━━ TEXTO DA PÁGINA

Sinceramente, não esperava este falhanço. Sobretudo, tendo em conta que o Ministério da Saúde e a DGS são liderados por mulheres e a aquisição de vacinas da gripe é, na prática, o mesmo que fazer compras online de produtos para os quais não se tem qualquer uso naquele momento, mas que vão dar jeito no futuro. Que foi, justamente, o que as mulheres têm andado a fazer desde que começou a pandemia. A minha, por exemplo, fartou-se de adquirir agasalhos em saldos, durante o Verão, para usar no tempo frio. Obviamente, não foi só isso que ela comprou. Recebemos cá em casa 2873 encomendas, entre a obra quase completa da Condessa de Ségur, 200 quilos de comida para cão a metade do preço, um moinho de café moldavo, um cão e um puzzle dos Painéis de São Vicente em que as personagens são mariscos – muito giro, o Lavagante D. Henrique. Às tantas, os CTT atribuíram-lhe um Código Postal só para ela.

━━━━

Prossiga a crónica sobre a compra de vacinas da gripe a partir da sua última frase. As linhas não têm aqui qualquer papel.

━━ EXTRATOS DE LINHAS

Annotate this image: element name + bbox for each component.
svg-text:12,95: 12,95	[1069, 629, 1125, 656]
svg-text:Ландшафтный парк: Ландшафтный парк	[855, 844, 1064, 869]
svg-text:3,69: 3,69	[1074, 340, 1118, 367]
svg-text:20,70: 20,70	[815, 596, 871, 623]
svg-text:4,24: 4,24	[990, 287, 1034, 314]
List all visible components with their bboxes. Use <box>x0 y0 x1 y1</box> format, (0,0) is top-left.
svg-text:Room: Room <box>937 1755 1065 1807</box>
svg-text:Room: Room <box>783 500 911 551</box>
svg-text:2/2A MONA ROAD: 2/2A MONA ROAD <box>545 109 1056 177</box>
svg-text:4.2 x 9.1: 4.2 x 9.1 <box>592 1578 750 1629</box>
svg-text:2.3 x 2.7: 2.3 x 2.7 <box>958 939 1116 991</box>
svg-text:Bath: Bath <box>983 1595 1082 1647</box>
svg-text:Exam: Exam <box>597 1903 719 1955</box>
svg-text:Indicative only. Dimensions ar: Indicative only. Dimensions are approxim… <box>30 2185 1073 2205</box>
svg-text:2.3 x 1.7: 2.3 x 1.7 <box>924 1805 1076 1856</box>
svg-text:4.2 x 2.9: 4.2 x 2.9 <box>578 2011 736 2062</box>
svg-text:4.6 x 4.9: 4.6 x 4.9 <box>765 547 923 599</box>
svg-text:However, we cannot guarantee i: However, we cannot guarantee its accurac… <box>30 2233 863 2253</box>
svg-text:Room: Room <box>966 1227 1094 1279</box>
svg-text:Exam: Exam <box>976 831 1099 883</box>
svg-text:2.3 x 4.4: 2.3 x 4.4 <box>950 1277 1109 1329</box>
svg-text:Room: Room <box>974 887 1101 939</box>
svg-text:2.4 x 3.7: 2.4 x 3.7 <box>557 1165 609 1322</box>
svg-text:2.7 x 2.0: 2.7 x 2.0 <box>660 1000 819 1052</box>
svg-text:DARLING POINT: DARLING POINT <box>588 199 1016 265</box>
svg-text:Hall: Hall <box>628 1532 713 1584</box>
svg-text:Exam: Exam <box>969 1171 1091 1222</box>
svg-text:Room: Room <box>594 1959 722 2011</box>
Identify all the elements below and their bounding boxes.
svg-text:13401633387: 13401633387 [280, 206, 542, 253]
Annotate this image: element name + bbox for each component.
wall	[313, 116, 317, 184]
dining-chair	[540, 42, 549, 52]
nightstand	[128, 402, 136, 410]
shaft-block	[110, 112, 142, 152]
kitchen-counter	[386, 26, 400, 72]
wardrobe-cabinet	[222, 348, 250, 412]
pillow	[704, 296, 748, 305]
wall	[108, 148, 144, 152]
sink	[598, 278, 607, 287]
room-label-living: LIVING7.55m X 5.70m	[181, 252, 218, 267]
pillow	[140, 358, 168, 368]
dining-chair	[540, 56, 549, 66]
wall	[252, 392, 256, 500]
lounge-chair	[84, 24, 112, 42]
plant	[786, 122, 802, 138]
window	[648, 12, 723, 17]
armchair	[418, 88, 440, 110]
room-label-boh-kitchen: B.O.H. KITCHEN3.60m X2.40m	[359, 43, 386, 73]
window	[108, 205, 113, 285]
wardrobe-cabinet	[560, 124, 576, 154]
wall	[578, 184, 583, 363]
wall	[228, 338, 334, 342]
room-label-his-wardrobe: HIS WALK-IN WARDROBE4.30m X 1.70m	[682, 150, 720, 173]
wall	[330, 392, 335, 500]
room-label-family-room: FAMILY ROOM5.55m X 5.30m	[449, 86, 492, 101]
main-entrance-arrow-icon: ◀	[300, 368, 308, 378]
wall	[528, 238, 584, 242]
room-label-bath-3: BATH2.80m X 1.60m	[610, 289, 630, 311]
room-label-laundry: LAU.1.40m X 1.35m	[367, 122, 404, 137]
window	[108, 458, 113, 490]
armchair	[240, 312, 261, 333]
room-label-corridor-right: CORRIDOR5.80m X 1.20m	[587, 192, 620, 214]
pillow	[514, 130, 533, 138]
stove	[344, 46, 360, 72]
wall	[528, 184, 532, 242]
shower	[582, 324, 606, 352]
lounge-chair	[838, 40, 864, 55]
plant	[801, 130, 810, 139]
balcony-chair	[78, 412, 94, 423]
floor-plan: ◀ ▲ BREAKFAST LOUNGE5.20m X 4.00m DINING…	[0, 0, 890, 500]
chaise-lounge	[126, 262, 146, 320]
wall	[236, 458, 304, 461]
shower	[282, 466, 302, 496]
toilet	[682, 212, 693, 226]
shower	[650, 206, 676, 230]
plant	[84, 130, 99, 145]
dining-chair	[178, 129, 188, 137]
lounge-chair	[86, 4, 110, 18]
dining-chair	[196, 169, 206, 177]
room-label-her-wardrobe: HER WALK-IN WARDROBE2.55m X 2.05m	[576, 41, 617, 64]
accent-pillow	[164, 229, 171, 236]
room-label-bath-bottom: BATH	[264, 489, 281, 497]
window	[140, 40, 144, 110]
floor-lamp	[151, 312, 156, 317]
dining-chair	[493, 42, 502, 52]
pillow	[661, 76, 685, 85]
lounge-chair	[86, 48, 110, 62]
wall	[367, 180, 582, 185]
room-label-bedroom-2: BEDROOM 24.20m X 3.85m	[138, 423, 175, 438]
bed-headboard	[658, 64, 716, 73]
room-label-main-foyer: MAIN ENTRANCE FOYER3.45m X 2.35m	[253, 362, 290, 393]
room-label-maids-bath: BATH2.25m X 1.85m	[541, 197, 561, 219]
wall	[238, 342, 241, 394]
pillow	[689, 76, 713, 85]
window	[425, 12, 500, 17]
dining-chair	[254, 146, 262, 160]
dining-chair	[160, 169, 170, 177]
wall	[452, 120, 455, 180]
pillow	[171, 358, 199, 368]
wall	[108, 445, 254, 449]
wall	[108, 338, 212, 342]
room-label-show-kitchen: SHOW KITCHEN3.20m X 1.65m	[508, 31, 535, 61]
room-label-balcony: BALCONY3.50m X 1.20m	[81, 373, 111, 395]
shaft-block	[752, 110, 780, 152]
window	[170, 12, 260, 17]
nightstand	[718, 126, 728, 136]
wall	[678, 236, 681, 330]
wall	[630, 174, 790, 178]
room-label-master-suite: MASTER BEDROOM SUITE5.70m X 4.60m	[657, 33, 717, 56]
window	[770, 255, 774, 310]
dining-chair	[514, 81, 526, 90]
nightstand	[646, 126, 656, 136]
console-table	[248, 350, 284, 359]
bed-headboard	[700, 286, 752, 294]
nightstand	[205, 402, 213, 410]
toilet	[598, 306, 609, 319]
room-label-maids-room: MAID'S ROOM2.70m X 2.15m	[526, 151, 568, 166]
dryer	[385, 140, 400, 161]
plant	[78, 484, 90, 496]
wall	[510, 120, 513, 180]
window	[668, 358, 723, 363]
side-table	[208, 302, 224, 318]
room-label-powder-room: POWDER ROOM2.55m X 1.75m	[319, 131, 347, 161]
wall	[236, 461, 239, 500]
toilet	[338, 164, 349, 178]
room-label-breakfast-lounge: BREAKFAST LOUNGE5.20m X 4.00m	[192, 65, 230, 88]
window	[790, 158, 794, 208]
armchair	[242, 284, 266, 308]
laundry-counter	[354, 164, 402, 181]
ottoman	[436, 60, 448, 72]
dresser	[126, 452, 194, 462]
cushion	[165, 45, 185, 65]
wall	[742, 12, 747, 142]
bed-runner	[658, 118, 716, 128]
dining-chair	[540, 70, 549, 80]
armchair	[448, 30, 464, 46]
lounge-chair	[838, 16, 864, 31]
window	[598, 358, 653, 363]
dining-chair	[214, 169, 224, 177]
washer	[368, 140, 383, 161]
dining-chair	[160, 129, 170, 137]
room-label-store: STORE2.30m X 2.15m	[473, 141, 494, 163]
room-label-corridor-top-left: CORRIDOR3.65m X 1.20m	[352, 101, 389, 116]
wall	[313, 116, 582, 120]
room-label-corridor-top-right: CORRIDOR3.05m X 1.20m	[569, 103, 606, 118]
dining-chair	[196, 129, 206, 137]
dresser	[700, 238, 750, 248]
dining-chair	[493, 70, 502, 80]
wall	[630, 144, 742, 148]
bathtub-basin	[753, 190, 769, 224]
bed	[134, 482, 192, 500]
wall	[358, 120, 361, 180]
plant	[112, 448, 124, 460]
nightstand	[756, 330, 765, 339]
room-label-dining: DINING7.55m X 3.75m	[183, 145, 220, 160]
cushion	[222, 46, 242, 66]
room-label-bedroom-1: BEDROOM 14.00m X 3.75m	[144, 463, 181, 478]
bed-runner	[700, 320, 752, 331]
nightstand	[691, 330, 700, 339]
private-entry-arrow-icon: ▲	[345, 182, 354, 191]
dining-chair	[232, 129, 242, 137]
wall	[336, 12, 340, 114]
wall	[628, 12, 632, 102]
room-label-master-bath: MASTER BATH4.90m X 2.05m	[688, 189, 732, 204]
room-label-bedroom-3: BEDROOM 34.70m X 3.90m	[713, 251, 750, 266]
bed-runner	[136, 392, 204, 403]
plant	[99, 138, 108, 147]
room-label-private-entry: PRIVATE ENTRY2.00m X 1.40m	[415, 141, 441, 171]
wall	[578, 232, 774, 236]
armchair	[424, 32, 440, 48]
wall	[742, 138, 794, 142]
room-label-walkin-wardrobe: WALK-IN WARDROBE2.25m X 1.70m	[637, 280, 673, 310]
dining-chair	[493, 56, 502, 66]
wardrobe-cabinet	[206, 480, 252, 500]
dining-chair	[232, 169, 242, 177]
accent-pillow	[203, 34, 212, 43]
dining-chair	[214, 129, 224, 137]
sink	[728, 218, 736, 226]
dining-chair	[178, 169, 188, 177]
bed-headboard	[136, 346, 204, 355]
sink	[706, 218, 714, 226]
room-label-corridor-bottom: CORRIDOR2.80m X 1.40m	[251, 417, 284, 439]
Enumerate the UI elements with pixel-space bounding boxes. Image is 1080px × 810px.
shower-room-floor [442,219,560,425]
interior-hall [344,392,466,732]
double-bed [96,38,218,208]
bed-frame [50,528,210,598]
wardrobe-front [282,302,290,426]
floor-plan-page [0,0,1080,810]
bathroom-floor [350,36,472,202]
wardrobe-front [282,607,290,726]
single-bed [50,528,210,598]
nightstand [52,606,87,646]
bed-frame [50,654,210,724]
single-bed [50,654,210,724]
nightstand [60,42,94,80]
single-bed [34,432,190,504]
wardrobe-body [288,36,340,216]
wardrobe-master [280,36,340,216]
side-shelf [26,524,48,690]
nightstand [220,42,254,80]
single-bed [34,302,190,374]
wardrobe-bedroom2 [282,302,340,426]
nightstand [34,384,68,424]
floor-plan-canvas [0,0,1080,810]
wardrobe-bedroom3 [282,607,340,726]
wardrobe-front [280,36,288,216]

━━━━

_RESULTADO DA TAREFA_.
Portanto, não há desculpa para um organismo como a DGS, com técnicos especializados, ter fracassado ao longo de 6 meses na execução de uma tarefa que a minha mulher, formada em Marketing, conseguiria realizar numa tarde, munida dum razoável pacote de dados 4G e de uma conta Paypal, enquanto bebericava sumos detox e via episódios do Outlander.

E foi o Presidente da República tirar a camisa para isto. Ali, forte, arriscando o resfriado para incentivar os Portugueses a vacinarem-se. (Quer dizer, para ser rigoroso, não se pode dizer que Marcelo tenha corrido real risco de se constipar. Não estava frio suficiente para isso, como se comprovou pela incipiente tumescência dos presidenciais mamilos). Por momentos, Marcelo foi o Mais Alto Alternadeiro da Nação, de peito ao léu a atrair os Portugueses aos Centros de Saúde, para depois se cortar à última hora, deixando-os de mãos a abanar e obrigando-os a satisfazerem as suas necessidades pelos seus próprios meios.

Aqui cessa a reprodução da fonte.